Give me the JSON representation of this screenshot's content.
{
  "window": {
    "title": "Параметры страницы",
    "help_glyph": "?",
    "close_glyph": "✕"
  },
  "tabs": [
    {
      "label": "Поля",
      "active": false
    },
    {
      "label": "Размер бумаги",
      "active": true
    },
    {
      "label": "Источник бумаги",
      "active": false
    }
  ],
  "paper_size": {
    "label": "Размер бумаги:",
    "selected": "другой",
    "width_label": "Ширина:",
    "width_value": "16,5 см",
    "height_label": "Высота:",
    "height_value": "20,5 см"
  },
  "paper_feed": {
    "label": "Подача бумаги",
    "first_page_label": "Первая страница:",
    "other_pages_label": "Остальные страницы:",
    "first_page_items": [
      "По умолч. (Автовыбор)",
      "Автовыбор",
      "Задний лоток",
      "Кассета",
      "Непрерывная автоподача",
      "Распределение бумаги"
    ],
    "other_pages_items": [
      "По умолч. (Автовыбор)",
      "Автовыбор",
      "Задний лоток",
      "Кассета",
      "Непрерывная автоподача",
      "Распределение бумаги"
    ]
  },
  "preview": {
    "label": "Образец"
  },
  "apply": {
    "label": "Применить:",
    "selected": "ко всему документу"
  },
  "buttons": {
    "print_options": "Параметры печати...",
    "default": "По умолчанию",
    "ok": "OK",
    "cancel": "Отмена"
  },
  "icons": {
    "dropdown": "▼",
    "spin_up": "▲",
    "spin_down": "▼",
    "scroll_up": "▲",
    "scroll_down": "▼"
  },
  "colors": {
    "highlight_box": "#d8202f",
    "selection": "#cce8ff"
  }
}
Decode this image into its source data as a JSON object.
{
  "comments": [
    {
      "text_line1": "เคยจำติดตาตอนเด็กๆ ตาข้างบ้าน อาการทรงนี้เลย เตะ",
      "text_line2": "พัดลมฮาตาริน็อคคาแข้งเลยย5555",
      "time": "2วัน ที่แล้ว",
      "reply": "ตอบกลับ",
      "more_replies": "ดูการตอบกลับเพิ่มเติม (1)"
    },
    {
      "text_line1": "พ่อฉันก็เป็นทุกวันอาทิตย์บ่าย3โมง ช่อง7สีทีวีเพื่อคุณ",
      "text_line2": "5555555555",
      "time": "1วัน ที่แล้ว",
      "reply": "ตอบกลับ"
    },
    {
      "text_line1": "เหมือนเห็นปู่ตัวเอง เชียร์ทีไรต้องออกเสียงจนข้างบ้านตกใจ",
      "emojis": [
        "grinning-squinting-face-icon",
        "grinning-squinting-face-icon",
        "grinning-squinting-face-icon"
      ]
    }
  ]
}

========

Return all of the data exactly as it reads.

Give me the JSON representation of this screenshot's content.
{
  "window": {
    "title": "Параметры страницы",
    "help_glyph": "?",
    "close_glyph": "✕"
  },
  "tabs": [
    {
      "label": "Поля",
      "active": false
    },
    {
      "label": "Размер бумаги",
      "active": true
    },
    {
      "label": "Источник бумаги",
      "active": false
    }
  ],
  "paper_size": {
    "label": "Размер бумаги:",
    "selected": "другой",
    "width_label": "Ширина:",
    "width_value": "16,5 см",
    "height_label": "Высота:",
    "height_value": "20,5 см"
  },
  "paper_feed": {
    "label": "Подача бумаги",
    "first_page_label": "Первая страница:",
    "other_pages_label": "Остальные страницы:",
    "first_page_items": [
      "По умолч. (Автовыбор)",
      "Автовыбор",
      "Задний лоток",
      "Кассета",
      "Непрерывная автоподача",
      "Распределение бумаги"
    ],
    "other_pages_items": [
      "По умолч. (Автовыбор)",
      "Автовыбор",
      "Задний лоток",
      "Кассета",
      "Непрерывная автоподача",
      "Распределение бумаги"
    ]
  },
  "preview": {
    "label": "Образец"
  },
  "apply": {
    "label": "Применить:",
    "selected": "ко всему документу"
  },
  "buttons": {
    "print_options": "Параметры печати...",
    "default": "По умолчанию",
    "ok": "OK",
    "cancel": "Отмена"
  },
  "icons": {
    "dropdown": "▼",
    "spin_up": "▲",
    "spin_down": "▼",
    "scroll_up": "▲",
    "scroll_down": "▼"
  },
  "colors": {
    "highlight_box": "#d8202f",
    "selection": "#cce8ff"
  }
}
Decode this image into its source data as a JSON object.
{
  "comments": [
    {
      "text_line1": "เคยจำติดตาตอนเด็กๆ ตาข้างบ้าน อาการทรงนี้เลย เตะ",
      "text_line2": "พัดลมฮาตาริน็อคคาแข้งเลยย5555",
      "time": "2วัน ที่แล้ว",
      "reply": "ตอบกลับ",
      "more_replies": "ดูการตอบกลับเพิ่มเติม (1)"
    },
    {
      "text_line1": "พ่อฉันก็เป็นทุกวันอาทิตย์บ่าย3โมง ช่อง7สีทีวีเพื่อคุณ",
      "text_line2": "5555555555",
      "time": "1วัน ที่แล้ว",
      "reply": "ตอบกลับ"
    },
    {
      "text_line1": "เหมือนเห็นปู่ตัวเอง เชียร์ทีไรต้องออกเสียงจนข้างบ้านตกใจ",
      "emojis": [
        "grinning-squinting-face-icon",
        "grinning-squinting-face-icon",
        "grinning-squinting-face-icon"
      ]
    }
  ]
}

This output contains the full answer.